- **PROBLEM SET**
• A. Do the following statements agree with the decision tree text? For each one, answer yes or no and quote the deciding words of the text exactly. (i) The algorithm searches only a random subset of (feature, threshold) pairs. (ii) Tree growth stops when there is not enough data to split further. (iii) In the Node class, feature_idx is None for leaf nodes.
• B. According to the decision tree text, what does p_c represent in the entropy formula?
• C. Write the next part of the decision tree text, picking up where it stops.

A Decision Tree recursively **partitions** the feature space using axis-aligned splits.
At each internal node the algorithm greedily selects the *(feature, threshold)* pair
that produces the greatest **Information Gain**.

---

### Entropy

Entropy measures the **impurity** of a label set \(S\):

$$H(S) = -\sum_{c \,\in\, \mathcal{C}} p_c \log_2 p_c$$

where \(p_c\) is the fraction of samples belonging to class \(c\).

- \(H = 0\): **perfectly pure** node (all labels identical)
- \(H = 1\): **maximally impure** node (uniform binary distribution)

---

### Information Gain

Information Gain quantifies the **reduction in entropy** achieved by splitting on feature \(A\):

$$\text{IG}(S, A) = H(S) - \sum_{v \,\in\, \text{values}(A)} \frac{|S_v|}{|S|}\, H(S_v)$$

The algorithm exhaustively searches all *(feature, threshold)* pairs and selects the one
that **maximises** \(\text{IG}\).

---

### Recursive Tree Growth

The `_grow_tree` method calls itself on each child partition until a stopping criterion fires:

| Criterion | Meaning |
|:----------|:--------|
| `depth >= max_depth` | Cap tree height to prevent overfitting |
| `n_samples < min_samples_split` | Not enough data to split further |
| All labels identical | Node is already pure, no split needed |

In [None]:
class Node:
    """A single node in the decision tree.

    Attributes
    ----------
    feature_idx : int or None
        Column index of the splitting feature (None for leaf nodes).

- **ENTRIES SUPPLIED**
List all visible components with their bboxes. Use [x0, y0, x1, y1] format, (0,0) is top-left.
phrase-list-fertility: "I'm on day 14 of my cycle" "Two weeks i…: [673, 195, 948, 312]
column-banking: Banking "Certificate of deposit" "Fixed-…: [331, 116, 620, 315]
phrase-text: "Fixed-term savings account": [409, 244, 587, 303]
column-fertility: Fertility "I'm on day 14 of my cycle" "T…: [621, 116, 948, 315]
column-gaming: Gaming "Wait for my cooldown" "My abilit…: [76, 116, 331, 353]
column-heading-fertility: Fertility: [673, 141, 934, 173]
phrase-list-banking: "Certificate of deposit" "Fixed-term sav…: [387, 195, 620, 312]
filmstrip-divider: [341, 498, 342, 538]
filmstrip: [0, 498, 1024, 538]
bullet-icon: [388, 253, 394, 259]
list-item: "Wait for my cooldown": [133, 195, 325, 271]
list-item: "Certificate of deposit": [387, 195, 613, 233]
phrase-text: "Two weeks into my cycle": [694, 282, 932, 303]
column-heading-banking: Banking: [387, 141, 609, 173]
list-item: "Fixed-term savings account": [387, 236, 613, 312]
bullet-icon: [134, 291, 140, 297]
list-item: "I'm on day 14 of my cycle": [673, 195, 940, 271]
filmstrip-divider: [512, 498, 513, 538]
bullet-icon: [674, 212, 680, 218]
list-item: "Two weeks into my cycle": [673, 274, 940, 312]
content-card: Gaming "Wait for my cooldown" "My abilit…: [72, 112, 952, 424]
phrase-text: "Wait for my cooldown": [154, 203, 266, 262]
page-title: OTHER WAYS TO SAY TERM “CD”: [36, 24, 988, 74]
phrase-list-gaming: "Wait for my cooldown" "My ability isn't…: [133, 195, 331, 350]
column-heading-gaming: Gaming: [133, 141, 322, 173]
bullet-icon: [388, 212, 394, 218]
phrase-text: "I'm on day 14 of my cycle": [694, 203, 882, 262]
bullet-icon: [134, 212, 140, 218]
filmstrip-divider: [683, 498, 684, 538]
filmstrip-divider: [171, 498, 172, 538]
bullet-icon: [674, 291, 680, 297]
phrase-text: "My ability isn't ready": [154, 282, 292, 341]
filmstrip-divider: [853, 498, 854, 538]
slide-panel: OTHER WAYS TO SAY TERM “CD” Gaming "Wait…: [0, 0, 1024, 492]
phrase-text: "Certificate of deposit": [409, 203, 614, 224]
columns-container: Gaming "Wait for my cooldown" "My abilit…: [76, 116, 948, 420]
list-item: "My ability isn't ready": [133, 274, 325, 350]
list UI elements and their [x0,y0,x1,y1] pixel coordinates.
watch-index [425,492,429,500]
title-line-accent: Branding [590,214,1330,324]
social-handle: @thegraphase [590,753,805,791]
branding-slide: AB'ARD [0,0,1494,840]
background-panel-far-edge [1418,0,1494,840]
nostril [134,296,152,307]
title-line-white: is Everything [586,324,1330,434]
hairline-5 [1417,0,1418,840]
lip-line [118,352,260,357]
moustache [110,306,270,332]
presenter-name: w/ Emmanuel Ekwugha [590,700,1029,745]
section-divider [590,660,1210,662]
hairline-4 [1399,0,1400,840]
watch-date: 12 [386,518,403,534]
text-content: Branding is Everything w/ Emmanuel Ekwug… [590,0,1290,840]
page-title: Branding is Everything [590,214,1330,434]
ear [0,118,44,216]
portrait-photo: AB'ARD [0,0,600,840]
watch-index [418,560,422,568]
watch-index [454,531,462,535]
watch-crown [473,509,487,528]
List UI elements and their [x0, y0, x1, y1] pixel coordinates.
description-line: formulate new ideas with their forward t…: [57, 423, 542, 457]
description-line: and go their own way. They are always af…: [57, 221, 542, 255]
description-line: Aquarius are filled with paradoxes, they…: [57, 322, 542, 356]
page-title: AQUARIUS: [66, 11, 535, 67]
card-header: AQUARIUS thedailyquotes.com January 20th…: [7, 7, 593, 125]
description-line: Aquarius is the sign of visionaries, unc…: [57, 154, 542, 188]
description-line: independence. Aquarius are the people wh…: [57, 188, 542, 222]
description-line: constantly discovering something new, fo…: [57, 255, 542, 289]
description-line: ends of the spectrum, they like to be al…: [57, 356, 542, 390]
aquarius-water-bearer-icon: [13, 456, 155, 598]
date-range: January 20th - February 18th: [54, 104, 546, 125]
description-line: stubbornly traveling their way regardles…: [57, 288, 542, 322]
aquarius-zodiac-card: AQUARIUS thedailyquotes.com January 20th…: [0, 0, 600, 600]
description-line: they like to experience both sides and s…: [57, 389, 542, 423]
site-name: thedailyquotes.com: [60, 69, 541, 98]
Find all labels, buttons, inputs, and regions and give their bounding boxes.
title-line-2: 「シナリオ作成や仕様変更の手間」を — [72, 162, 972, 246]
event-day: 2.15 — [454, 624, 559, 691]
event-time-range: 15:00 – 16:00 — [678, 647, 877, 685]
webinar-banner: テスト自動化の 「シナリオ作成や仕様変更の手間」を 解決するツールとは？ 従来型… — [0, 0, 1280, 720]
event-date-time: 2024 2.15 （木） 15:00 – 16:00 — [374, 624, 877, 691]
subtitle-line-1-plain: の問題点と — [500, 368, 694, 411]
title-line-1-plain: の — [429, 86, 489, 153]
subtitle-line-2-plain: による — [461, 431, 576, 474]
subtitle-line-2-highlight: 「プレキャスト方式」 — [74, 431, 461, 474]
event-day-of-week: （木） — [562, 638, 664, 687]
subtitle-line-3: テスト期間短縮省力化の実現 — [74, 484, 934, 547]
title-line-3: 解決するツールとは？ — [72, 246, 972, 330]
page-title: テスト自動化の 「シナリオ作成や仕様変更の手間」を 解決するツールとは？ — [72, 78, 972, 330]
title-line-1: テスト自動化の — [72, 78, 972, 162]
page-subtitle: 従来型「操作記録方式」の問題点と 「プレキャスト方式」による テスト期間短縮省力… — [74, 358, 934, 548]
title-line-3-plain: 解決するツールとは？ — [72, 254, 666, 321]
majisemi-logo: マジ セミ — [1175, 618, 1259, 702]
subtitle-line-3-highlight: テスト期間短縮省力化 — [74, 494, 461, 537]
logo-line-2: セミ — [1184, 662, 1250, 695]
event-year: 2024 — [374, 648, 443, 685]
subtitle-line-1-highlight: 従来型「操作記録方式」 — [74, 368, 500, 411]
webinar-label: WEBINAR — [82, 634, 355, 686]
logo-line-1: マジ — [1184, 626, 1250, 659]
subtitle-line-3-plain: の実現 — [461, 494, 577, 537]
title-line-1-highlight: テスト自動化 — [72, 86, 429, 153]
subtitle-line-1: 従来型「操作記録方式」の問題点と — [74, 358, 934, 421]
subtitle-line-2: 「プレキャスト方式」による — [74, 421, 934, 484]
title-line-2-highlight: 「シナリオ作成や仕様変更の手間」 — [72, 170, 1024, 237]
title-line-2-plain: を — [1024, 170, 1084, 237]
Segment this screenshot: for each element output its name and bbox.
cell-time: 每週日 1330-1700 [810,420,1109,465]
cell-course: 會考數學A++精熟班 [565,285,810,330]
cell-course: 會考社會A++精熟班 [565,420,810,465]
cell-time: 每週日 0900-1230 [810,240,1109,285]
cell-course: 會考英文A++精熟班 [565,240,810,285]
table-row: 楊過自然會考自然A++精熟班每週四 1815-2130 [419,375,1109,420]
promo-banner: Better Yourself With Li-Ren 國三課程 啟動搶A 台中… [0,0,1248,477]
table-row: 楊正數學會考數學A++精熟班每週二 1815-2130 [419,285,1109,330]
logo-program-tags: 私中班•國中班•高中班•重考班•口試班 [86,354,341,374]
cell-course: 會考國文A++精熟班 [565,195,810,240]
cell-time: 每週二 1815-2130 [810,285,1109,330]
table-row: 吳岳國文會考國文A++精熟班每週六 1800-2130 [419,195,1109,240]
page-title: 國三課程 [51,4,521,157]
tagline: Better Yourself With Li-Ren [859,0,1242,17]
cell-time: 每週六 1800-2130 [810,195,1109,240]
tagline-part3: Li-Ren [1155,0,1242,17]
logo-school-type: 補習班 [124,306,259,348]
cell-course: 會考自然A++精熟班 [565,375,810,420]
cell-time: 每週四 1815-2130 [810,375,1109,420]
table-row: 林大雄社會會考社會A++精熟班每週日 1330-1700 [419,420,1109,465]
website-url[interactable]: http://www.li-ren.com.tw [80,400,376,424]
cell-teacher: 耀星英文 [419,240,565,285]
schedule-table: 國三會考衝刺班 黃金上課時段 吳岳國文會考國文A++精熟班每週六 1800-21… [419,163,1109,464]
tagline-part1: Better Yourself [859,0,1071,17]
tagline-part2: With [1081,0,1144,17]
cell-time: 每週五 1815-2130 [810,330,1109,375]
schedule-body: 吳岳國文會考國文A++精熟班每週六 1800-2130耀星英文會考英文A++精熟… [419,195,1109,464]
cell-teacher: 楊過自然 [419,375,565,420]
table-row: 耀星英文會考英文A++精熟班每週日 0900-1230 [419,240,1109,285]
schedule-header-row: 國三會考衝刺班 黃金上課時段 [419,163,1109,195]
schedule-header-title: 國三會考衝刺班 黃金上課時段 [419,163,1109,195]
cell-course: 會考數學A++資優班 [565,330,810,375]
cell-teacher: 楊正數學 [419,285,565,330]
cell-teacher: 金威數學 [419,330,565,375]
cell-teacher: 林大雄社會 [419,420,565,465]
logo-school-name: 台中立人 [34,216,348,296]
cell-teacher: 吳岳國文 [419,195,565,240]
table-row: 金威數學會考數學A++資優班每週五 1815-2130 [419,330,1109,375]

- **OUTPUTS FOR THE TASKS**
• A.
(i) No: "The algorithm exhaustively searches all"
(ii) Yes: "Not enough data to split further"
(iii) Yes: "None for leaf nodes"

• B. It is the fraction of samples belonging to class c.

• C.
    threshold : float or None
        Split value: left branch if feature <= threshold (None for leaves).
    left : Node or None
        Left child subtree (samples where feature <= threshold).
    right : Node or None
        Right child subtree (samples where feature > threshold).
    value : int or None
        Majority-class label stored at leaf nodes (None for internal nodes).
    """

    def __init__(
        self,
        feature_idx: Optional[int] = None,
        threshold: Optional[float] = None,
        left: Optional["Node"] = None,
        right: Optional["Node"] = None,
        *,
        value: Optional[int] = None,
    ) -> None:
        self.feature_idx = feature_idx
        self.threshold = threshold
        self.left = left
        self.right = right
        self.value = value

    def is_leaf(self) -> bool:
        """Return True when this node holds a class prediction."""
        return self.value is not None


class DecisionTreeScratch:
    """Binary Decision Tree Classifier built with Entropy and Information Gain.

    Parameters
    ----------
    max_depth : int
        Maximum allowed depth of the tree (prevents overfitting).
    min_samples_split : int
        Minimum number of samples required to attempt a split.
    """

    def __init__(self, max_depth: int = 10, min_samples_split: int = 2) -> None:
        self.max_depth = max_depth
        self.min_samples_split = min_samples_split
        self.root: Optional[Node] = None

    # Public API

    def fit(self, X: np.ndarray, y: np.ndarray) -> "DecisionTreeScratch":
        """Build the decision tree from training data.

        Parameters
        ----------
        X : np.ndarray, shape (n_samples, n_features)
        y : np.ndarray, shape (n_samples,)
        """
        self.root = self._grow_tree(X, y, depth=0)
        return self

    def predict(self, X: np.ndarray) -> np.ndarray:
        """Predict class labels for every sample in X.

        Parameters
        ----------
        X : np.ndarray, shape (n_samples, n_features)

        Returns
        -------
        np.ndarray, shape (n_samples,)
        """
        return np.array([self._traverse(x, self.root) for x in X])

    # Private helpers

    def _entropy(self, y: np.ndarray) -> float:
        """Compute the Shannon entropy of a label vector.

        H(S) = -sum_c  p_c * log2(p_c)
        """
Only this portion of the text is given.